Please quote only the lines that start at the one with "What does this" and go on to the last line of the data, both ends kept.

DATASET RECORDS:

**********

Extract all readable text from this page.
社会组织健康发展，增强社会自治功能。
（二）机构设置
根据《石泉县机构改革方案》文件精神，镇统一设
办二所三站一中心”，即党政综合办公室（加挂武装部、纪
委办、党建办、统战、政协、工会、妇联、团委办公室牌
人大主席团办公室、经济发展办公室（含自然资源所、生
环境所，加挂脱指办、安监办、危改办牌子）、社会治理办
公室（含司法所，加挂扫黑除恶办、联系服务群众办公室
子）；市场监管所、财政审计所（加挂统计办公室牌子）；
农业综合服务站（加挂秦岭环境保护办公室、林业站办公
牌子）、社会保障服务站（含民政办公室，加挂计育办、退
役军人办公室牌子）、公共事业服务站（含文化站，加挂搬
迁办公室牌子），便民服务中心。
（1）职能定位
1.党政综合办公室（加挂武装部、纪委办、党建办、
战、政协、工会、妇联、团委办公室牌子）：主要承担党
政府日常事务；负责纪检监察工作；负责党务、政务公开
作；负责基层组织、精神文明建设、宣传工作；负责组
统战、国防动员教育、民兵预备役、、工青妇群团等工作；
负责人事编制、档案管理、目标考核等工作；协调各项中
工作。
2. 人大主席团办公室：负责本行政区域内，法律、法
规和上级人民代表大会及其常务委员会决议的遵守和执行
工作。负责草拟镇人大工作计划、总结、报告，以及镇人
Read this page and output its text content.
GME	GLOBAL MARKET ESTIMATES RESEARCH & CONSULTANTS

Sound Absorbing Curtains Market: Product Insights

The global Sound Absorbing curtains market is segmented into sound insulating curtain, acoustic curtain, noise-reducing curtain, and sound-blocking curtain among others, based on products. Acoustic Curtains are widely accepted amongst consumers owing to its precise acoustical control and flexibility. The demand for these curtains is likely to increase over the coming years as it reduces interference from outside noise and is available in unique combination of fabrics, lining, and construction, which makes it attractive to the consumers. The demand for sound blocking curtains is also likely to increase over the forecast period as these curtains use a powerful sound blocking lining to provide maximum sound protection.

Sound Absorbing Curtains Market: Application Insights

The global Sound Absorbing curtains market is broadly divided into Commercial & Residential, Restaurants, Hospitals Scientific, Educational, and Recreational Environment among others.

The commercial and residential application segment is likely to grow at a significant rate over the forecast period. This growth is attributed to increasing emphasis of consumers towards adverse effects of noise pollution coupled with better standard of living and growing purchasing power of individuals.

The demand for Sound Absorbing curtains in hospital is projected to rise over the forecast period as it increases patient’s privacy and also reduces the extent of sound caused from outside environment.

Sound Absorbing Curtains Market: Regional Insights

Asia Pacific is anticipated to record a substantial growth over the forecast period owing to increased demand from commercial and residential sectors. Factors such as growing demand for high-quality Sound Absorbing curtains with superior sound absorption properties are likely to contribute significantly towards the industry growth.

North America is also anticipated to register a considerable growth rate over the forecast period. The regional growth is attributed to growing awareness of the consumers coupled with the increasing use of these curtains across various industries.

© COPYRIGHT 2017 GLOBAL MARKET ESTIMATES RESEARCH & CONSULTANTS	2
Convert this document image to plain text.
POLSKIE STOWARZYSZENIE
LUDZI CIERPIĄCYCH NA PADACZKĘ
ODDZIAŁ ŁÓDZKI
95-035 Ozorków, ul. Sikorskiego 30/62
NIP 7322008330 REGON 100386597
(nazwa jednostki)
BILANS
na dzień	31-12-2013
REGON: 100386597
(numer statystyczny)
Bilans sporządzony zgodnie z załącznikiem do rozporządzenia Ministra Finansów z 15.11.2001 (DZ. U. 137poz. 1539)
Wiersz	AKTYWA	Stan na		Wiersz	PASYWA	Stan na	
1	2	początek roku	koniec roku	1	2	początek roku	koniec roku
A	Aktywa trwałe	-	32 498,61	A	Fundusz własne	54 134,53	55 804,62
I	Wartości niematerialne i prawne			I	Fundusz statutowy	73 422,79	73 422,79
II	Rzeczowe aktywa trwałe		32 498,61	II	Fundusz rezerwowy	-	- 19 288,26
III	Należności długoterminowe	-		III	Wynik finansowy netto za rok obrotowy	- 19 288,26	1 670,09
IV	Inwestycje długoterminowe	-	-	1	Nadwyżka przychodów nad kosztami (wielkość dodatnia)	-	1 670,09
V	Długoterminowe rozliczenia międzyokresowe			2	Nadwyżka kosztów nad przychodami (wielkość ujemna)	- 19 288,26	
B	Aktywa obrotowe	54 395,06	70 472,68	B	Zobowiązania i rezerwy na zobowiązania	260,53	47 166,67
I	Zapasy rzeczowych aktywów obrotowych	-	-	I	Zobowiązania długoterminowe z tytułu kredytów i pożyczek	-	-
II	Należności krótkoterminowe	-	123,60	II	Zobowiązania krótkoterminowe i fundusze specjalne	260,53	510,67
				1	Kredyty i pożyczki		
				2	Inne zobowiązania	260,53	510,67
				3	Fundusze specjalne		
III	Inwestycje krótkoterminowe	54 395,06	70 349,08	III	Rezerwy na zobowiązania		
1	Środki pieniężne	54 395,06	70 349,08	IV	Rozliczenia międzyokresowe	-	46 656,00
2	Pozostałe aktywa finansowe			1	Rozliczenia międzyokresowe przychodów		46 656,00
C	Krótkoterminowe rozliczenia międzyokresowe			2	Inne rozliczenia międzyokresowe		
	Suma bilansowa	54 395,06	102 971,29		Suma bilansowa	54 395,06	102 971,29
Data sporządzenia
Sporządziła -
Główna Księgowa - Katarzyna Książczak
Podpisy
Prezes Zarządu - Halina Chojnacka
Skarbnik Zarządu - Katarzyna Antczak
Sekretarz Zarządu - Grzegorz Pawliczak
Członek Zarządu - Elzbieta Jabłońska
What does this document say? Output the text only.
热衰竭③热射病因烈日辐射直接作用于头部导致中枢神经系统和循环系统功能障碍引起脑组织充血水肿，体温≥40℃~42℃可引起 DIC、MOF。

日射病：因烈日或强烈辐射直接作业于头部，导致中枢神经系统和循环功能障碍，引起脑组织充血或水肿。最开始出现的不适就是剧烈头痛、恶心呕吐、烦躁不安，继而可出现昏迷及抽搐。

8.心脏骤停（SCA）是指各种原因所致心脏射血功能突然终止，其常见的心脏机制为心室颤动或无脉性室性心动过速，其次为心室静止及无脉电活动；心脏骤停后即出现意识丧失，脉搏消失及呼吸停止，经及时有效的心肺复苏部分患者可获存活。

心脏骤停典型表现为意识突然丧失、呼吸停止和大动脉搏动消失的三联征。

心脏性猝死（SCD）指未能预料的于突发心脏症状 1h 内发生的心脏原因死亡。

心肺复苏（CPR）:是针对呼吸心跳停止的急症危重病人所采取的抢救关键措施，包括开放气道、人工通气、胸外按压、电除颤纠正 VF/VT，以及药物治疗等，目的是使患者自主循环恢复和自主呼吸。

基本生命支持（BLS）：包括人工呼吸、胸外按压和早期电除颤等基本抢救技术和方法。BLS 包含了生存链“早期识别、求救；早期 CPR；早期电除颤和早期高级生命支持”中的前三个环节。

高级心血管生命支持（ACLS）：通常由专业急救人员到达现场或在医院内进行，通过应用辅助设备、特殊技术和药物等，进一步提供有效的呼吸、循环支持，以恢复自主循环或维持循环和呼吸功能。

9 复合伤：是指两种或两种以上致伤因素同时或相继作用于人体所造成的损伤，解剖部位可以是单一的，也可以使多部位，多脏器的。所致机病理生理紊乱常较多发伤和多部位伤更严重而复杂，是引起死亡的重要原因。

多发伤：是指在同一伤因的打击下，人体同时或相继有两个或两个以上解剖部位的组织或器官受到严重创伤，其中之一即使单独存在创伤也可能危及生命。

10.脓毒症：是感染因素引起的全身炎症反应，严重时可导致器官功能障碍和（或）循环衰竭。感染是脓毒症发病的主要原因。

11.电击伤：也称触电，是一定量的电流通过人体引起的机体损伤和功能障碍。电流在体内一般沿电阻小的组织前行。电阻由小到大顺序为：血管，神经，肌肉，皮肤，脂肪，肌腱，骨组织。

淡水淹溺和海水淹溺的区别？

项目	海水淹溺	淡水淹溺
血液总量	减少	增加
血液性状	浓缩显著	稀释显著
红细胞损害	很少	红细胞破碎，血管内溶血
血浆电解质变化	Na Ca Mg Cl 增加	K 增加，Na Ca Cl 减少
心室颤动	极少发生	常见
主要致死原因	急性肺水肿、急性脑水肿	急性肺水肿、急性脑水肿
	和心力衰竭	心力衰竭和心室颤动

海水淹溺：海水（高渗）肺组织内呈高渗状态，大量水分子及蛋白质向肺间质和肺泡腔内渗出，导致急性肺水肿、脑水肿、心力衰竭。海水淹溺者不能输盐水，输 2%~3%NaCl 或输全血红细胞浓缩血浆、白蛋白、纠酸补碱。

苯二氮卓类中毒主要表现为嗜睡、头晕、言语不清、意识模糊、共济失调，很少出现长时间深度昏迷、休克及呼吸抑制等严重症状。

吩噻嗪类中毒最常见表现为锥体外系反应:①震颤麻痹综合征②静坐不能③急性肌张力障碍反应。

**********

SOLUTION TO THE EXERCISE:
What does this document say? Output the text only.
热衰竭③热射病因烈日辐射直接作用于头部导致中枢神经系统和循环系统功能障碍引起脑组织充血水肿，体温≥40℃~42℃可引起 DIC、MOF。

日射病：因烈日或强烈辐射直接作业于头部，导致中枢神经系统和循环功能障碍，引起脑组织充血或水肿。最开始出现的不适就是剧烈头痛、恶心呕吐、烦躁不安，继而可出现昏迷及抽搐。

8.心脏骤停（SCA）是指各种原因所致心脏射血功能突然终止，其常见的心脏机制为心室颤动或无脉性室性心动过速，其次为心室静止及无脉电活动；心脏骤停后即出现意识丧失，脉搏消失及呼吸停止，经及时有效的心肺复苏部分患者可获存活。

心脏骤停典型表现为意识突然丧失、呼吸停止和大动脉搏动消失的三联征。

心脏性猝死（SCD）指未能预料的于突发心脏症状 1h 内发生的心脏原因死亡。

心肺复苏（CPR）:是针对呼吸心跳停止的急症危重病人所采取的抢救关键措施，包括开放气道、人工通气、胸外按压、电除颤纠正 VF/VT，以及药物治疗等，目的是使患者自主循环恢复和自主呼吸。

基本生命支持（BLS）：包括人工呼吸、胸外按压和早期电除颤等基本抢救技术和方法。BLS 包含了生存链“早期识别、求救；早期 CPR；早期电除颤和早期高级生命支持”中的前三个环节。

高级心血管生命支持（ACLS）：通常由专业急救人员到达现场或在医院内进行，通过应用辅助设备、特殊技术和药物等，进一步提供有效的呼吸、循环支持，以恢复自主循环或维持循环和呼吸功能。

9 复合伤：是指两种或两种以上致伤因素同时或相继作用于人体所造成的损伤，解剖部位可以是单一的，也可以使多部位，多脏器的。所致机病理生理紊乱常较多发伤和多部位伤更严重而复杂，是引起死亡的重要原因。

多发伤：是指在同一伤因的打击下，人体同时或相继有两个或两个以上解剖部位的组织或器官受到严重创伤，其中之一即使单独存在创伤也可能危及生命。

10.脓毒症：是感染因素引起的全身炎症反应，严重时可导致器官功能障碍和（或）循环衰竭。感染是脓毒症发病的主要原因。

11.电击伤：也称触电，是一定量的电流通过人体引起的机体损伤和功能障碍。电流在体内一般沿电阻小的组织前行。电阻由小到大顺序为：血管，神经，肌肉，皮肤，脂肪，肌腱，骨组织。

淡水淹溺和海水淹溺的区别？

项目	海水淹溺	淡水淹溺
血液总量	减少	增加
血液性状	浓缩显著	稀释显著
红细胞损害	很少	红细胞破碎，血管内溶血
血浆电解质变化	Na Ca Mg Cl 增加	K 增加，Na Ca Cl 减少
心室颤动	极少发生	常见
主要致死原因	急性肺水肿、急性脑水肿	急性肺水肿、急性脑水肿
	和心力衰竭	心力衰竭和心室颤动

海水淹溺：海水（高渗）肺组织内呈高渗状态，大量水分子及蛋白质向肺间质和肺泡腔内渗出，导致急性肺水肿、脑水肿、心力衰竭。海水淹溺者不能输盐水，输 2%~3%NaCl 或输全血红细胞浓缩血浆、白蛋白、纠酸补碱。

苯二氮卓类中毒主要表现为嗜睡、头晕、言语不清、意识模糊、共济失调，很少出现长时间深度昏迷、休克及呼吸抑制等严重症状。

吩噻嗪类中毒最常见表现为锥体外系反应:①震颤麻痹综合征②静坐不能③急性肌张力障碍反应。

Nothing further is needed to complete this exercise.